• _EXERCISE BRIEF_: Search the listing for "results" and copy every line where it appears.

• _RECORDS FOR THIS EXERCISE_:

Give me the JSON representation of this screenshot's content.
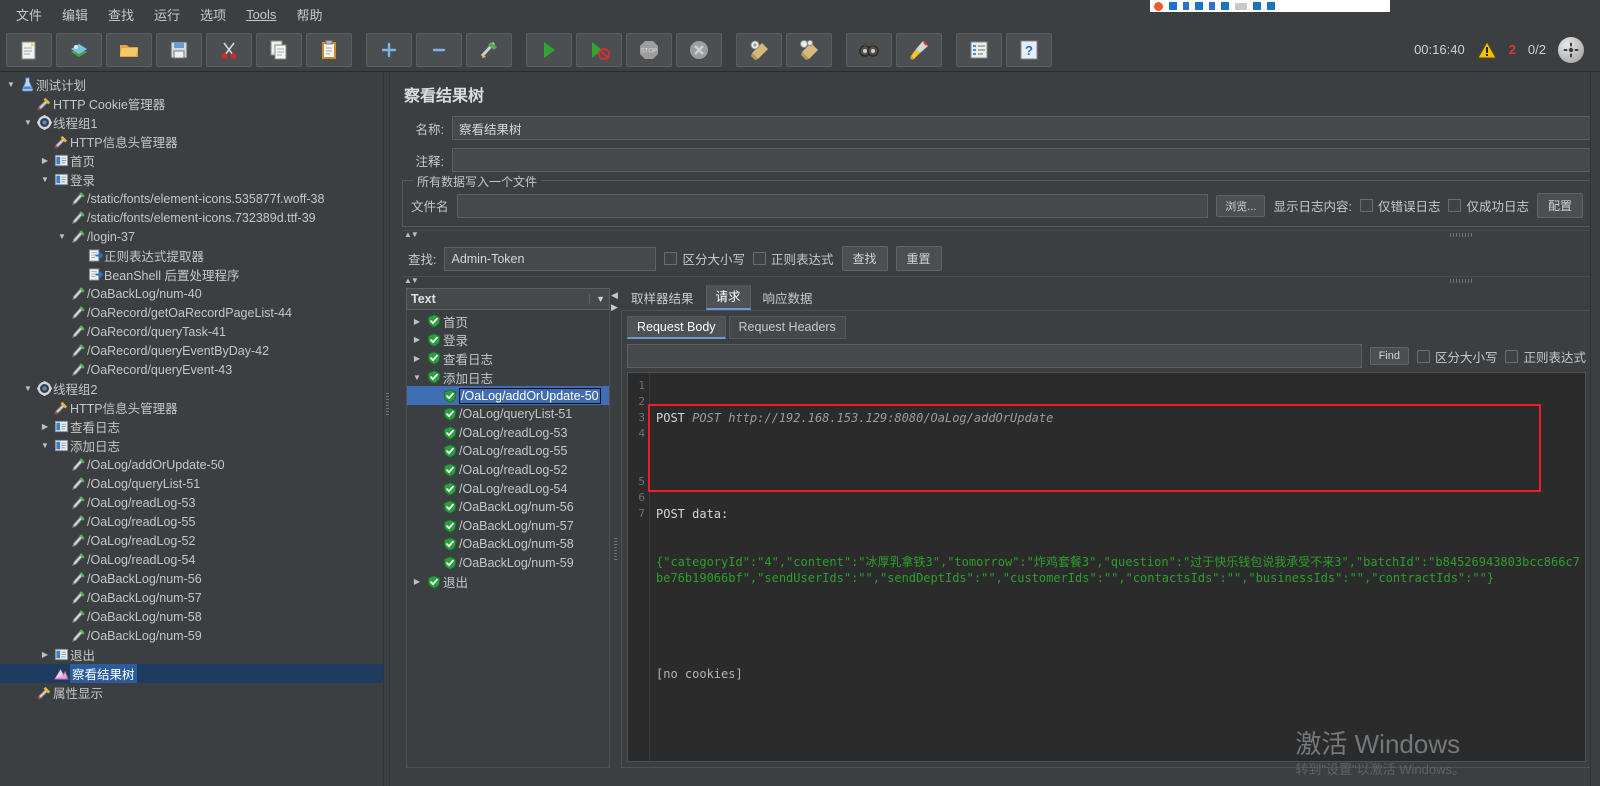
{
  "menubar": {
    "items": [
      {
        "label": "文件"
      },
      {
        "label": "编辑"
      },
      {
        "label": "查找"
      },
      {
        "label": "运行"
      },
      {
        "label": "选项"
      },
      {
        "label": "Tools"
      },
      {
        "label": "帮助"
      }
    ]
  },
  "toolbar": {
    "buttons": [
      {
        "name": "new-button",
        "icon": "new-document-icon"
      },
      {
        "name": "templates-button",
        "icon": "templates-icon"
      },
      {
        "name": "open-button",
        "icon": "open-folder-icon"
      },
      {
        "name": "save-button",
        "icon": "save-disk-icon"
      },
      {
        "name": "cut-button",
        "icon": "scissors-icon"
      },
      {
        "name": "copy-button",
        "icon": "copy-icon"
      },
      {
        "name": "paste-button",
        "icon": "clipboard-icon"
      },
      {
        "name": "expand-button",
        "icon": "plus-icon"
      },
      {
        "name": "collapse-button",
        "icon": "minus-icon"
      },
      {
        "name": "toggle-button",
        "icon": "toggle-icon"
      },
      {
        "name": "start-button",
        "icon": "play-icon"
      },
      {
        "name": "start-no-pause-button",
        "icon": "play-no-timers-icon"
      },
      {
        "name": "stop-button",
        "icon": "stop-icon"
      },
      {
        "name": "shutdown-button",
        "icon": "shutdown-icon"
      },
      {
        "name": "clear-button",
        "icon": "clear-icon"
      },
      {
        "name": "clear-all-button",
        "icon": "clear-all-icon"
      },
      {
        "name": "search-button",
        "icon": "binoculars-icon"
      },
      {
        "name": "reset-search-button",
        "icon": "broom-icon"
      },
      {
        "name": "function-helper-button",
        "icon": "list-icon"
      },
      {
        "name": "help-button",
        "icon": "help-icon"
      }
    ],
    "status": {
      "elapsed": "00:16:40",
      "warning_count": "2",
      "threads": "0/2"
    }
  },
  "tree": {
    "nodes": [
      {
        "label": "测试计划",
        "depth": 0,
        "twist": "down",
        "icon": "test-plan-icon",
        "selected": false
      },
      {
        "label": "HTTP Cookie管理器",
        "depth": 1,
        "twist": "none",
        "icon": "config-wrench-icon",
        "selected": false
      },
      {
        "label": "线程组1",
        "depth": 1,
        "twist": "down",
        "icon": "thread-group-icon",
        "selected": false
      },
      {
        "label": "HTTP信息头管理器",
        "depth": 2,
        "twist": "none",
        "icon": "config-wrench-icon",
        "selected": false
      },
      {
        "label": "首页",
        "depth": 2,
        "twist": "right",
        "icon": "controller-icon",
        "selected": false
      },
      {
        "label": "登录",
        "depth": 2,
        "twist": "down",
        "icon": "controller-icon",
        "selected": false
      },
      {
        "label": "/static/fonts/element-icons.535877f.woff-38",
        "depth": 3,
        "twist": "none",
        "icon": "http-sampler-icon",
        "selected": false
      },
      {
        "label": "/static/fonts/element-icons.732389d.ttf-39",
        "depth": 3,
        "twist": "none",
        "icon": "http-sampler-icon",
        "selected": false
      },
      {
        "label": "/login-37",
        "depth": 3,
        "twist": "down",
        "icon": "http-sampler-icon",
        "selected": false
      },
      {
        "label": "正则表达式提取器",
        "depth": 4,
        "twist": "none",
        "icon": "post-processor-icon",
        "selected": false
      },
      {
        "label": "BeanShell 后置处理程序",
        "depth": 4,
        "twist": "none",
        "icon": "post-processor-icon",
        "selected": false
      },
      {
        "label": "/OaBackLog/num-40",
        "depth": 3,
        "twist": "none",
        "icon": "http-sampler-icon",
        "selected": false
      },
      {
        "label": "/OaRecord/getOaRecordPageList-44",
        "depth": 3,
        "twist": "none",
        "icon": "http-sampler-icon",
        "selected": false
      },
      {
        "label": "/OaRecord/queryTask-41",
        "depth": 3,
        "twist": "none",
        "icon": "http-sampler-icon",
        "selected": false
      },
      {
        "label": "/OaRecord/queryEventByDay-42",
        "depth": 3,
        "twist": "none",
        "icon": "http-sampler-icon",
        "selected": false
      },
      {
        "label": "/OaRecord/queryEvent-43",
        "depth": 3,
        "twist": "none",
        "icon": "http-sampler-icon",
        "selected": false
      },
      {
        "label": "线程组2",
        "depth": 1,
        "twist": "down",
        "icon": "thread-group-icon",
        "selected": false
      },
      {
        "label": "HTTP信息头管理器",
        "depth": 2,
        "twist": "none",
        "icon": "config-wrench-icon",
        "selected": false
      },
      {
        "label": "查看日志",
        "depth": 2,
        "twist": "right",
        "icon": "controller-icon",
        "selected": false
      },
      {
        "label": "添加日志",
        "depth": 2,
        "twist": "down",
        "icon": "controller-icon",
        "selected": false
      },
      {
        "label": "/OaLog/addOrUpdate-50",
        "depth": 3,
        "twist": "none",
        "icon": "http-sampler-icon",
        "selected": false
      },
      {
        "label": "/OaLog/queryList-51",
        "depth": 3,
        "twist": "none",
        "icon": "http-sampler-icon",
        "selected": false
      },
      {
        "label": "/OaLog/readLog-53",
        "depth": 3,
        "twist": "none",
        "icon": "http-sampler-icon",
        "selected": false
      },
      {
        "label": "/OaLog/readLog-55",
        "depth": 3,
        "twist": "none",
        "icon": "http-sampler-icon",
        "selected": false
      },
      {
        "label": "/OaLog/readLog-52",
        "depth": 3,
        "twist": "none",
        "icon": "http-sampler-icon",
        "selected": false
      },
      {
        "label": "/OaLog/readLog-54",
        "depth": 3,
        "twist": "none",
        "icon": "http-sampler-icon",
        "selected": false
      },
      {
        "label": "/OaBackLog/num-56",
        "depth": 3,
        "twist": "none",
        "icon": "http-sampler-icon",
        "selected": false
      },
      {
        "label": "/OaBackLog/num-57",
        "depth": 3,
        "twist": "none",
        "icon": "http-sampler-icon",
        "selected": false
      },
      {
        "label": "/OaBackLog/num-58",
        "depth": 3,
        "twist": "none",
        "icon": "http-sampler-icon",
        "selected": false
      },
      {
        "label": "/OaBackLog/num-59",
        "depth": 3,
        "twist": "none",
        "icon": "http-sampler-icon",
        "selected": false
      },
      {
        "label": "退出",
        "depth": 2,
        "twist": "right",
        "icon": "controller-icon",
        "selected": false
      },
      {
        "label": "察看结果树",
        "depth": 2,
        "twist": "none",
        "icon": "view-results-tree-icon",
        "selected": true
      },
      {
        "label": "属性显示",
        "depth": 1,
        "twist": "none",
        "icon": "config-wrench-icon",
        "selected": false
      }
    ]
  },
  "panel": {
    "title": "察看结果树",
    "name_label": "名称:",
    "name_value": "察看结果树",
    "comment_label": "注释:",
    "comment_value": "",
    "group_title": "所有数据写入一个文件",
    "filename_label": "文件名",
    "filename_value": "",
    "browse_label": "浏览...",
    "log_display_label": "显示日志内容:",
    "errors_only_label": "仅错误日志",
    "success_only_label": "仅成功日志",
    "configure_label": "配置"
  },
  "search": {
    "label": "查找:",
    "value": "Admin-Token",
    "case_label": "区分大小写",
    "regex_label": "正则表达式",
    "find_label": "查找",
    "reset_label": "重置"
  },
  "results": {
    "renderer": "Text",
    "nodes": [
      {
        "label": "首页",
        "depth": 0,
        "twist": "right",
        "selected": false
      },
      {
        "label": "登录",
        "depth": 0,
        "twist": "right",
        "selected": false
      },
      {
        "label": "查看日志",
        "depth": 0,
        "twist": "right",
        "selected": false
      },
      {
        "label": "添加日志",
        "depth": 0,
        "twist": "down",
        "selected": false
      },
      {
        "label": "/OaLog/addOrUpdate-50",
        "depth": 1,
        "twist": "none",
        "selected": true
      },
      {
        "label": "/OaLog/queryList-51",
        "depth": 1,
        "twist": "none",
        "selected": false
      },
      {
        "label": "/OaLog/readLog-53",
        "depth": 1,
        "twist": "none",
        "selected": false
      },
      {
        "label": "/OaLog/readLog-55",
        "depth": 1,
        "twist": "none",
        "selected": false
      },
      {
        "label": "/OaLog/readLog-52",
        "depth": 1,
        "twist": "none",
        "selected": false
      },
      {
        "label": "/OaLog/readLog-54",
        "depth": 1,
        "twist": "none",
        "selected": false
      },
      {
        "label": "/OaBackLog/num-56",
        "depth": 1,
        "twist": "none",
        "selected": false
      },
      {
        "label": "/OaBackLog/num-57",
        "depth": 1,
        "twist": "none",
        "selected": false
      },
      {
        "label": "/OaBackLog/num-58",
        "depth": 1,
        "twist": "none",
        "selected": false
      },
      {
        "label": "/OaBackLog/num-59",
        "depth": 1,
        "twist": "none",
        "selected": false
      },
      {
        "label": "退出",
        "depth": 0,
        "twist": "right",
        "selected": false
      }
    ]
  },
  "viewer": {
    "tabs": [
      {
        "label": "取样器结果",
        "selected": false
      },
      {
        "label": "请求",
        "selected": true
      },
      {
        "label": "响应数据",
        "selected": false
      }
    ],
    "subtabs": [
      {
        "label": "Request Body",
        "selected": true
      },
      {
        "label": "Request Headers",
        "selected": false
      }
    ],
    "find": {
      "value": "",
      "find_label": "Find",
      "case_label": "区分大小写",
      "regex_label": "正则表达式"
    },
    "body": {
      "line1": "POST http://192.168.153.129:8080/OaLog/addOrUpdate",
      "line3": "POST data:",
      "line4": "{\"categoryId\":\"4\",\"content\":\"冰厚乳拿铁3\",\"tomorrow\":\"炸鸡套餐3\",\"question\":\"过于快乐钱包说我承受不来3\",\"batchId\":\"b84526943803bcc866c7be76b19066bf\",\"sendUserIds\":\"\",\"sendDeptIds\":\"\",\"customerIds\":\"\",\"contactsIds\":\"\",\"businessIds\":\"\",\"contractIds\":\"\"}",
      "line6": "[no cookies]",
      "line_numbers": [
        "1",
        "2",
        "3",
        "4",
        "5",
        "6",
        "7"
      ]
    }
  },
  "watermark": {
    "line1": "激活 Windows",
    "line2": "转到\"设置\"以激活 Windows。"
  },
  "colors": {
    "accent": "#6d9ad6",
    "selection": "#3f6eb5",
    "json_green": "#2aa02a",
    "error_red": "#d8372d",
    "redbox": "#ee1c25"
  }
}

• _SOLUTION TO THE PROBLEM_:
        "icon": "view-results-tree-icon",
  "results": {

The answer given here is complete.